━━ Passage du document
Prenant le contrepied de la complexification de leurs compositions, les Four Horsemen dégraissent le son, épurent la production à son strict minimum. Aucune fantaisie, ‘Tallica n’a jamais été aussi martial. Les textures ne sont pas négligées pour autant, au contraire, jamais les guitares n’ont été aussi biaisées. La distorsion est spartiate : musclée, anguleuse, nerveuse, sans un gramme de gras. Les aiguës sont gluants, glaçants et la batterie résonne de façon très particulière, à la fois sèche, épaisse et étouffée. A moins d’amplifier les fréquences basses outre mesure, au risque de faire saturer votre chaine hifi, Jason Newsted est pratiquement inaudible, on le devine bien plus qu’on ne l’écoute.
C’est peu dire qu’…And Justice For All est un album inconfortable. Par rapport, à ses prédécesseurs, la grande nouveauté est que les morceaux n’explosent jamais. Fight Fire With Fire était un shoot de nitroglycérine à la limite de l’assourdissant, Blackened et sa suite présentent une colère contenue, cheminent sur un tempo plus lent, plus posé. Il faut s’accrocher à ce qu’il y a, c’est-à-dire très peu, en fait. Une batterie, deux guitares qui jouent le même riff, un chanteur qui prend son temps pour arriver, des solos qui ne surgissent qu’au bout de plusieurs minutes. Metallica parvient à enchainer les riffs à tiroirs sans les juxtaposer sans liant, ceci entre autres grâce à l’utilisation du staccato sur la corde de mi comme point d’ancrage. Une technique qui permet la greffe de toutes les trouvailles guitaristiques sur cette colonne vertébrale inamovible.
━━━━
━━ Extraits de données
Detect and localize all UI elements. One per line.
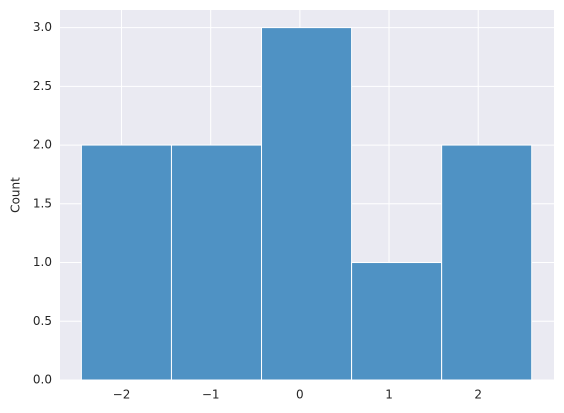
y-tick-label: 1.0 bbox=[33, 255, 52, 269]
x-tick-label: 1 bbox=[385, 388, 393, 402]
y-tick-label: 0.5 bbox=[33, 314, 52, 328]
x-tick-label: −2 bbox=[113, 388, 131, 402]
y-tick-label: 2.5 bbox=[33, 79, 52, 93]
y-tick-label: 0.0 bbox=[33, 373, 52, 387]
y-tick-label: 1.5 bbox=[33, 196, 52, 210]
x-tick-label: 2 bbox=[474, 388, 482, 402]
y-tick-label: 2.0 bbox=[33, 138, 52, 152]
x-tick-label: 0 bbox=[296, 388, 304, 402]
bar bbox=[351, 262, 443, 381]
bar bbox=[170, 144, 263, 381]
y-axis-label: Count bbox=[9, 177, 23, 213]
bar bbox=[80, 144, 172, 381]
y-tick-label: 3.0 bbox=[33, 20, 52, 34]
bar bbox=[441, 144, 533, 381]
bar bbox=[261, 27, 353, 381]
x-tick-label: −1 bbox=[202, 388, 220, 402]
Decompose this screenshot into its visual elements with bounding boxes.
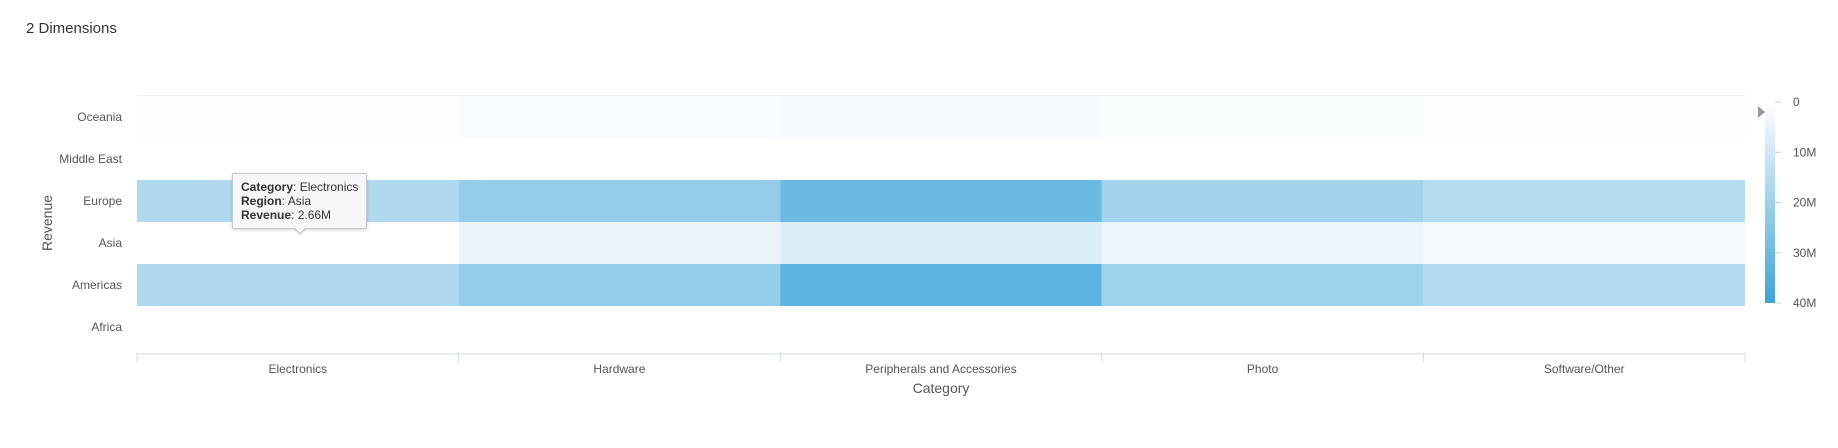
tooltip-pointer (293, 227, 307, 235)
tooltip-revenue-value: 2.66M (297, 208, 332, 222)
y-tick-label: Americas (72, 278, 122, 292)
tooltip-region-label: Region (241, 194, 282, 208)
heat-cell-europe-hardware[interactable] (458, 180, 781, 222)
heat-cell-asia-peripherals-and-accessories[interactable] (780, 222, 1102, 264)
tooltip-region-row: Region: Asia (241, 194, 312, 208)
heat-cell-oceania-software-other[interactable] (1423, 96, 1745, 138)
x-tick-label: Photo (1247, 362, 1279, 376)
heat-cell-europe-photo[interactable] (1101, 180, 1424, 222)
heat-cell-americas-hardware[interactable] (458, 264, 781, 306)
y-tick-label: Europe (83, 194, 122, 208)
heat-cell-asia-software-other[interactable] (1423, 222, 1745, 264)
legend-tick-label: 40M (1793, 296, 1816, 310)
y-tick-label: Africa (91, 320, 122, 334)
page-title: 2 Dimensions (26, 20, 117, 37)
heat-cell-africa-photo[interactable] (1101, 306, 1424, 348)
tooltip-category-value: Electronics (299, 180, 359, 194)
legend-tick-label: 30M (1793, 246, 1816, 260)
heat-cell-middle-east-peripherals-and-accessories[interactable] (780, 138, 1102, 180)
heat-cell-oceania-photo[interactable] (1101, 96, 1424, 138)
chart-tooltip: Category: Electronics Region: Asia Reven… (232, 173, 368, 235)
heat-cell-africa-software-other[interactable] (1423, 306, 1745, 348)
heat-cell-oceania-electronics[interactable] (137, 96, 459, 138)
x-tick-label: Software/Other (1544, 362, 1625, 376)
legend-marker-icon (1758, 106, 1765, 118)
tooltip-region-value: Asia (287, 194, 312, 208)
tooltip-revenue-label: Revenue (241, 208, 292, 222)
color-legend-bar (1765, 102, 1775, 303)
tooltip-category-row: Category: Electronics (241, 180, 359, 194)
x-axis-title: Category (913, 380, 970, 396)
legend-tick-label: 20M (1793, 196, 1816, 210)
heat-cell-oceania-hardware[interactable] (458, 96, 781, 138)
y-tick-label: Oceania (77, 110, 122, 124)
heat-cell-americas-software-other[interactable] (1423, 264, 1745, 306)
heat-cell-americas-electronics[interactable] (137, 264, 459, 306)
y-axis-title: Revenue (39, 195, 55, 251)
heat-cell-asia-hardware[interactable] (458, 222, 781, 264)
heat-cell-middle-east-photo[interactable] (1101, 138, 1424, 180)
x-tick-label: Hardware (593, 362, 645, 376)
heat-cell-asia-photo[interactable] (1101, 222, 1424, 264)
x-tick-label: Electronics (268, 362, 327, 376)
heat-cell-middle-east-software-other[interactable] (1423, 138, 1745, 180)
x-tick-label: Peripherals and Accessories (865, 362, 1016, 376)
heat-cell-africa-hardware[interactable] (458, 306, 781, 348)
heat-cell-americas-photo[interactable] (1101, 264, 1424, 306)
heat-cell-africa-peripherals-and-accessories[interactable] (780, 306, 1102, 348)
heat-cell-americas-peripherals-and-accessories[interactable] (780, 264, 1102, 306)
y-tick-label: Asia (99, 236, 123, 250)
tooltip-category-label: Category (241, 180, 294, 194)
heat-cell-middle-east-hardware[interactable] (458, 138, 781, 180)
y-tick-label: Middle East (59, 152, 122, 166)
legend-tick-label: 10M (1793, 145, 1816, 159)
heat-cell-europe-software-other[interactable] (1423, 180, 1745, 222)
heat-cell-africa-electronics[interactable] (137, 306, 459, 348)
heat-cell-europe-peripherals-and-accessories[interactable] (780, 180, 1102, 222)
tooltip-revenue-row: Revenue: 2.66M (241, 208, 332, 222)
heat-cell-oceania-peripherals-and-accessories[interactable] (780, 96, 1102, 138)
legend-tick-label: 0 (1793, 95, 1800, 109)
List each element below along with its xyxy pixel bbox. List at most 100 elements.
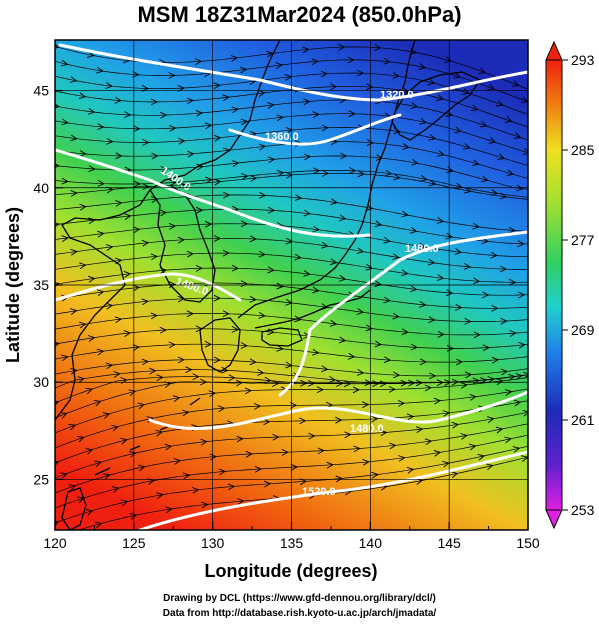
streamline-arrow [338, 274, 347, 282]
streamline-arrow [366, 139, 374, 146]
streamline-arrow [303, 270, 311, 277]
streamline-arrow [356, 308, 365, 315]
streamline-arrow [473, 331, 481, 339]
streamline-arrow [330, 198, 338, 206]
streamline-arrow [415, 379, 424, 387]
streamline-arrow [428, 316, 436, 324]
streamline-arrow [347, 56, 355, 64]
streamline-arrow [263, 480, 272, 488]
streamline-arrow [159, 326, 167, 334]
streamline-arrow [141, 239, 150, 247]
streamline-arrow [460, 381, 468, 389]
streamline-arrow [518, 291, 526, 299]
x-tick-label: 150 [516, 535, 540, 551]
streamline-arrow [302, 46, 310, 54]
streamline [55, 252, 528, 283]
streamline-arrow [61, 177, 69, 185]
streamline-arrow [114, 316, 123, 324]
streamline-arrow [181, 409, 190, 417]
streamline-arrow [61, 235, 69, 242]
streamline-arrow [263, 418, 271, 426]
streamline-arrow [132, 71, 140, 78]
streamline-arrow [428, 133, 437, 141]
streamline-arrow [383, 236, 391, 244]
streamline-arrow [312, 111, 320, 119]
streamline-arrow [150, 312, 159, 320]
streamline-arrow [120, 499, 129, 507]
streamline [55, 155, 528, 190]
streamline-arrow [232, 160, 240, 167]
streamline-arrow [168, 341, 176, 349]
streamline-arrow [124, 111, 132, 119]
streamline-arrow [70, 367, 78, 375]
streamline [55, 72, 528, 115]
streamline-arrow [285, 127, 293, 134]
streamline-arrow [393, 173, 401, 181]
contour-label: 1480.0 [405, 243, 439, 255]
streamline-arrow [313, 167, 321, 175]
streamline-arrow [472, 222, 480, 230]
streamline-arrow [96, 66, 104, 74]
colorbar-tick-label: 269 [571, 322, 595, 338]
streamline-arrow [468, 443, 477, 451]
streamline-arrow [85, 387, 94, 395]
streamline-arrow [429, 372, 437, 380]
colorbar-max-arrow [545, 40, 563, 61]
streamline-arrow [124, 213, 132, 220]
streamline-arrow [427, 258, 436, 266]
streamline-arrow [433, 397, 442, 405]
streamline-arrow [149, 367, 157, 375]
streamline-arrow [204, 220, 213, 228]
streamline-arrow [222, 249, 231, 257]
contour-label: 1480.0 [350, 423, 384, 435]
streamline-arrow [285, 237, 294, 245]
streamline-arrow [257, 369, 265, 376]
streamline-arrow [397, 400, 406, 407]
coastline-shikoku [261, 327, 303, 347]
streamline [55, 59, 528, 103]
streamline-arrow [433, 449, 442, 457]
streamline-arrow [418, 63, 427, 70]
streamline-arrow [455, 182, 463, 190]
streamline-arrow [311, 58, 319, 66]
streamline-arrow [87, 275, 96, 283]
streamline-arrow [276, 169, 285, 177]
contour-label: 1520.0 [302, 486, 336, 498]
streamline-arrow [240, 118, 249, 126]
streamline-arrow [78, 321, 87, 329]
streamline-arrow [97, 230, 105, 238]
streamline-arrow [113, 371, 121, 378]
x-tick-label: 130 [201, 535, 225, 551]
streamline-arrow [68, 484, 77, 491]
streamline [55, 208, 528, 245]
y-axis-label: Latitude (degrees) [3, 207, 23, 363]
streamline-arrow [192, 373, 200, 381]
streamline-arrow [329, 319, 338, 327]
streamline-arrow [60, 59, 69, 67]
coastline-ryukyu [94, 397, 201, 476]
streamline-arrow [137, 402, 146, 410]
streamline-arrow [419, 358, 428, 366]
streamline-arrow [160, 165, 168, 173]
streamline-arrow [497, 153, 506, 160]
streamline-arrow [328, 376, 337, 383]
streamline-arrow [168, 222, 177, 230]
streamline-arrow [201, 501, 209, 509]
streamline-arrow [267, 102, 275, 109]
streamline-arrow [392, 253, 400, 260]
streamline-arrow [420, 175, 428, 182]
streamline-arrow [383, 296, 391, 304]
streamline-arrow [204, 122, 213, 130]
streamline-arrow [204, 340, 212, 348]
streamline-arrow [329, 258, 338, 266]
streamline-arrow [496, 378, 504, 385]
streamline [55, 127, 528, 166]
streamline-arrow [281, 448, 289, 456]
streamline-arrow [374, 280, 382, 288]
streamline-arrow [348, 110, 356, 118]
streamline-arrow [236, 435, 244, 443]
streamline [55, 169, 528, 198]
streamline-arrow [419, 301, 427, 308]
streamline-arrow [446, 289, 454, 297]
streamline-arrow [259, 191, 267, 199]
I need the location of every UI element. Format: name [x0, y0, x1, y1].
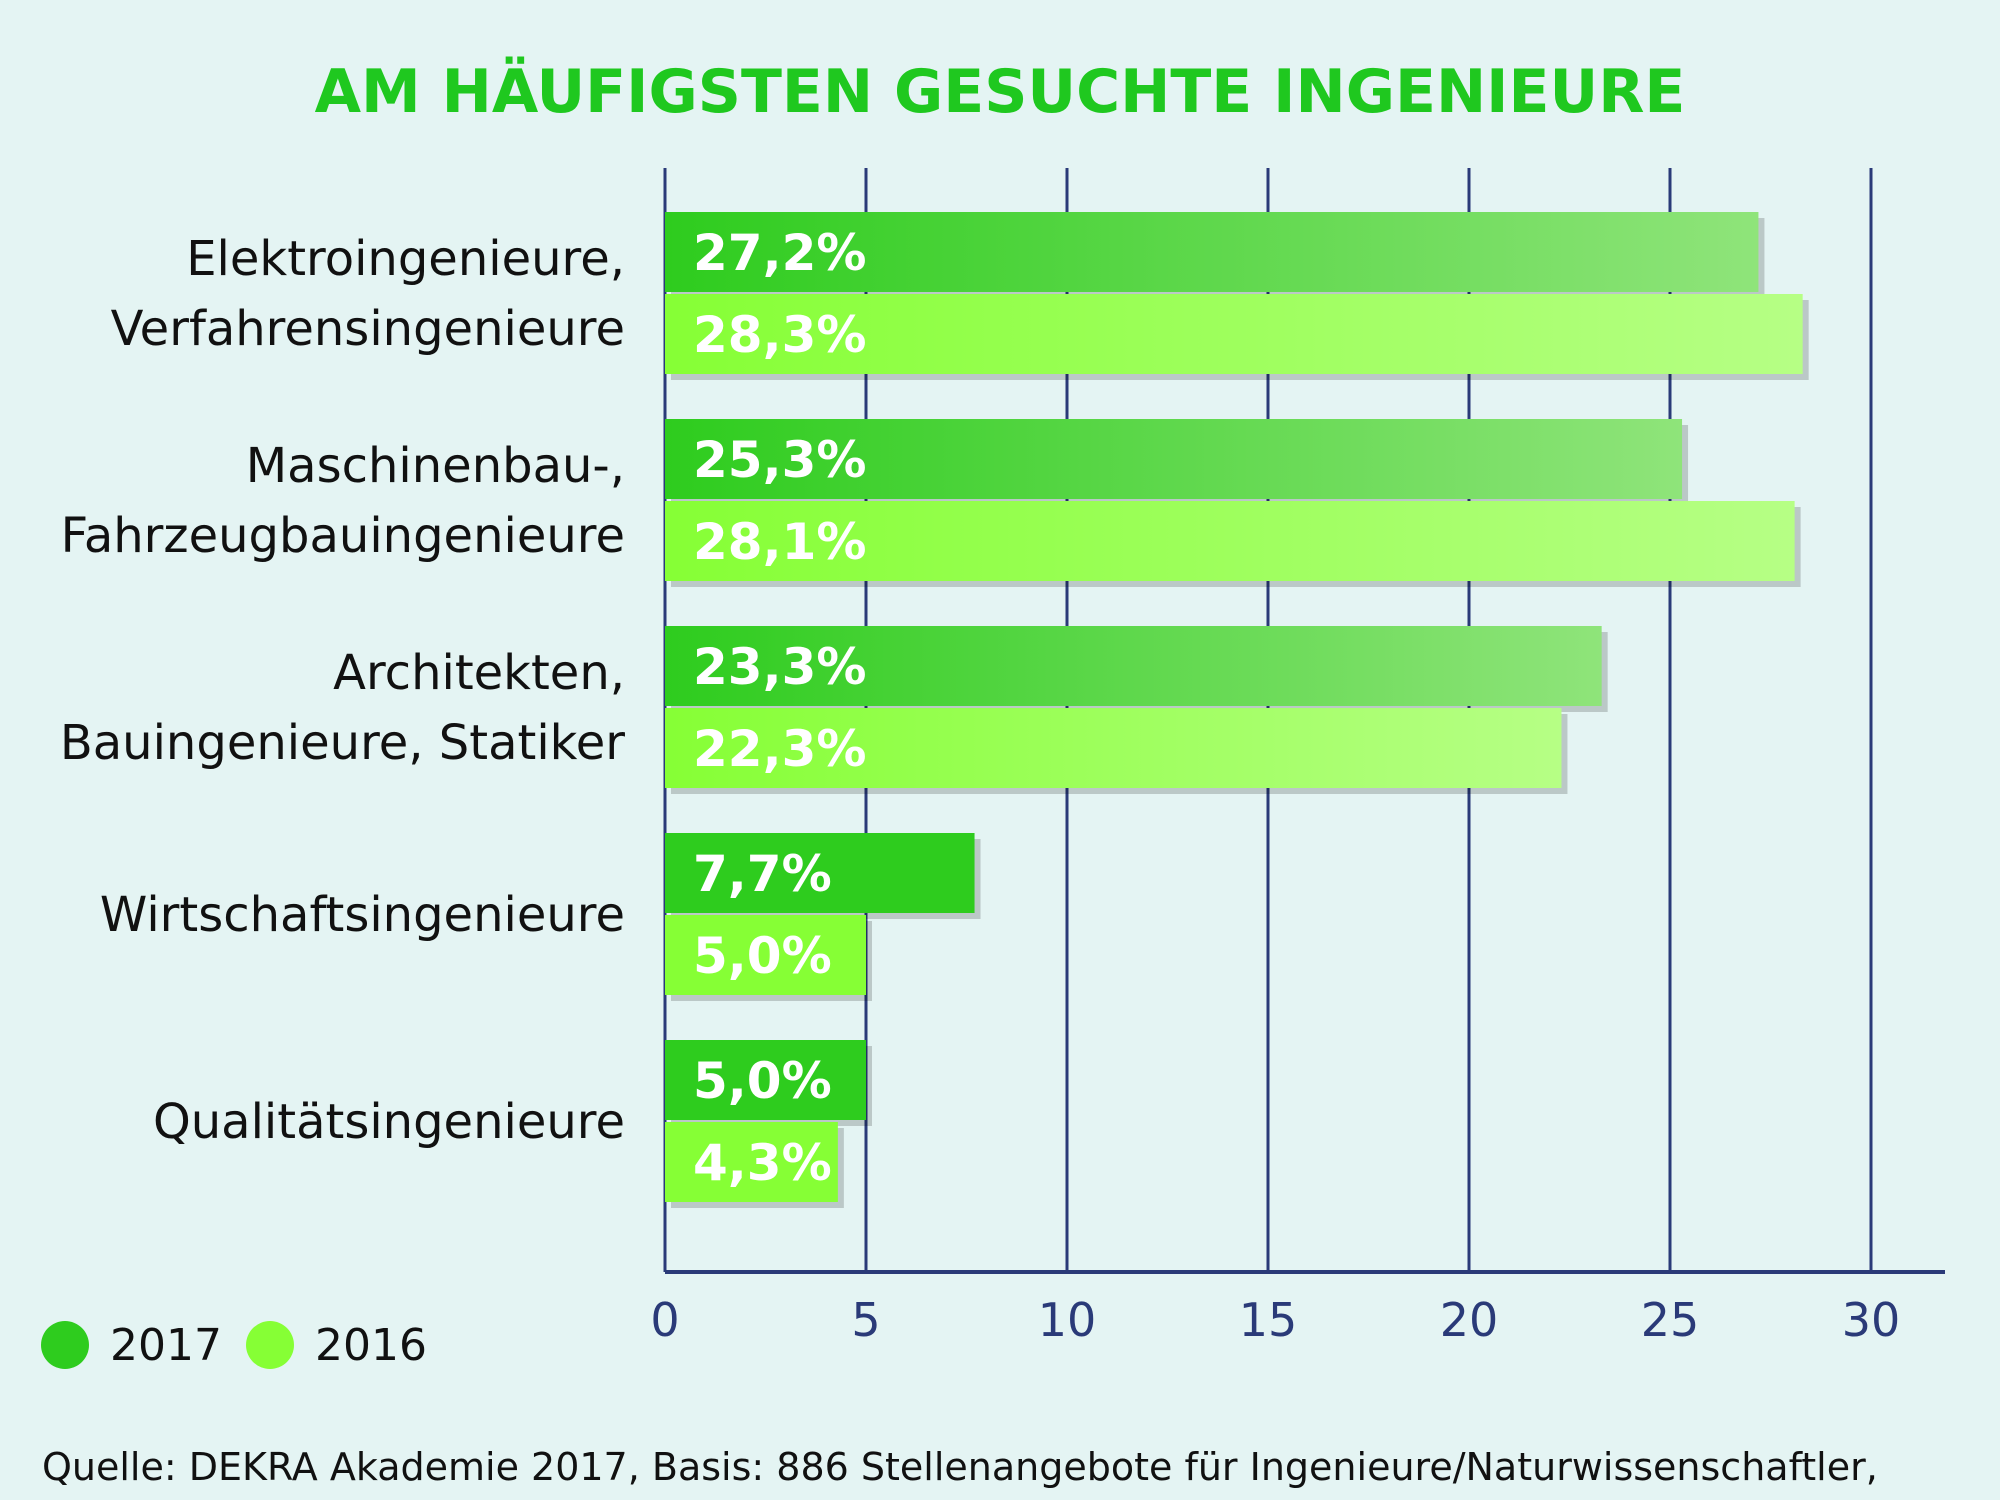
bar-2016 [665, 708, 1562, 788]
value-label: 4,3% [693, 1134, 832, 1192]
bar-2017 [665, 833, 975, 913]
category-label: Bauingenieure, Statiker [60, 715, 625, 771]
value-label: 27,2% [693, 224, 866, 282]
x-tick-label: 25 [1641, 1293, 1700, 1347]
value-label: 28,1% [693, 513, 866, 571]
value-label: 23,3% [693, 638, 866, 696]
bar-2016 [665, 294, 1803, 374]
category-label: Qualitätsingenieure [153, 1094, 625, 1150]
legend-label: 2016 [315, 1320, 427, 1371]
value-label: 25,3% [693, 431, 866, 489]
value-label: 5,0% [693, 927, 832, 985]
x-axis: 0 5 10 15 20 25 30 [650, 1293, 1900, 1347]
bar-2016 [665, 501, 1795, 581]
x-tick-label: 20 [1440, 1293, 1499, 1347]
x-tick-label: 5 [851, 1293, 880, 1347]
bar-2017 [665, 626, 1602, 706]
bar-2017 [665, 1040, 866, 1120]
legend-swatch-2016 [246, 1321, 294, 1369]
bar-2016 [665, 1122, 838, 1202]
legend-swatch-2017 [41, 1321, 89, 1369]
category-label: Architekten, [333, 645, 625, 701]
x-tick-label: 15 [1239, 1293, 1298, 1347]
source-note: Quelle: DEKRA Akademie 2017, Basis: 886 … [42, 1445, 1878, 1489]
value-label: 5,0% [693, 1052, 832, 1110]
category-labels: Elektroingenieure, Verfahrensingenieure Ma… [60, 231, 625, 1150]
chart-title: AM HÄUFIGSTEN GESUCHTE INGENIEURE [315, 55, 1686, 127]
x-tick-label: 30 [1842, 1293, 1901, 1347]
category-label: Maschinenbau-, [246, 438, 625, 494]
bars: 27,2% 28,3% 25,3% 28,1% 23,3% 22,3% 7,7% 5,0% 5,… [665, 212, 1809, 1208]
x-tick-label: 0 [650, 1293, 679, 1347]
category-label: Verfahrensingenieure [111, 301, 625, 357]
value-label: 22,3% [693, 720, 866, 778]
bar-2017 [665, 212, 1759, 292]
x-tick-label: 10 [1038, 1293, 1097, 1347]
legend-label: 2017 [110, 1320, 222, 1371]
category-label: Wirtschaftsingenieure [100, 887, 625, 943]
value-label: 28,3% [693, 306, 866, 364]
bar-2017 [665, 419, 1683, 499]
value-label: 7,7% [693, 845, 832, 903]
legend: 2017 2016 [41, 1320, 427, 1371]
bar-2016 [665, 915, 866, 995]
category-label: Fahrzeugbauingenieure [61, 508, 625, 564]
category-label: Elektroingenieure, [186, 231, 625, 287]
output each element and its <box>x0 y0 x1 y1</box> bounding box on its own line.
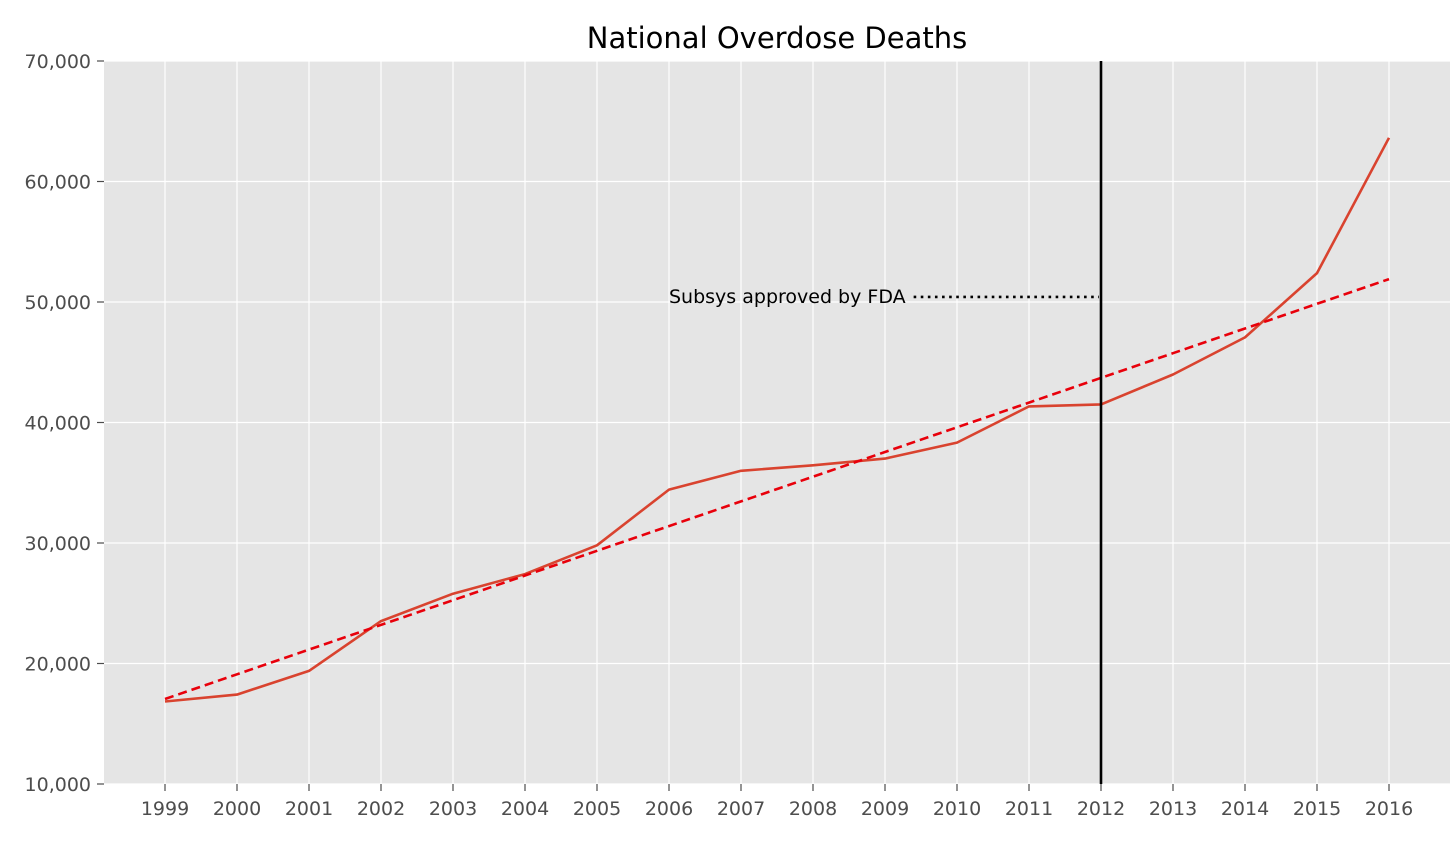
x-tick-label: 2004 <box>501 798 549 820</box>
━━━━
— À faire —
[a] Pouvez-vous reproduire à l'identique le passage du document, du segment « Prenant le contrepied » jusqu'au segment « qu’on ne l’écoute. » ?
[b] Ces affirmations concordent-elles avec le passage du document ? (i) La batterie a un son à la fois sec, épais et étouffé. (ii) Sur cet album, les morceaux explosent souvent. (iii) Les solos surgissent dès le début des morceaux. Pour chacune, répondez par oui ou non et citez textuellement les mots décisifs.

— Réponses dans l'ordre —
[a]
Prenant le contrepied de la complexification de leurs compositions, les Four Horsemen dégraissent le son, épurent la production à son strict minimum. Aucune fantaisie, ‘Tallica n’a jamais été aussi martial. Les textures ne sont pas négligées pour autant, au contraire, jamais les guitares n’ont été aussi biaisées. La distorsion est spartiate : musclée, anguleuse, nerveuse, sans un gramme de gras. Les aiguës sont gluants, glaçants et la batterie résonne de façon très particulière, à la fois sèche, épaisse et étouffée. A moins d’amplifier les fréquences basses outre mesure, au risque de faire saturer votre chaine hifi, Jason Newsted est pratiquement inaudible, on le devine bien plus qu’on ne l’écoute.

[b]
(i) Oui : « la batterie résonne de façon très particulière, à la fois sèche, épaisse et étouffée ».
(ii) Non : « la grande nouveauté est que les morceaux n’explosent jamais ».
(iii) Non : « des solos qui ne surgissent qu’au bout de plusieurs minutes ».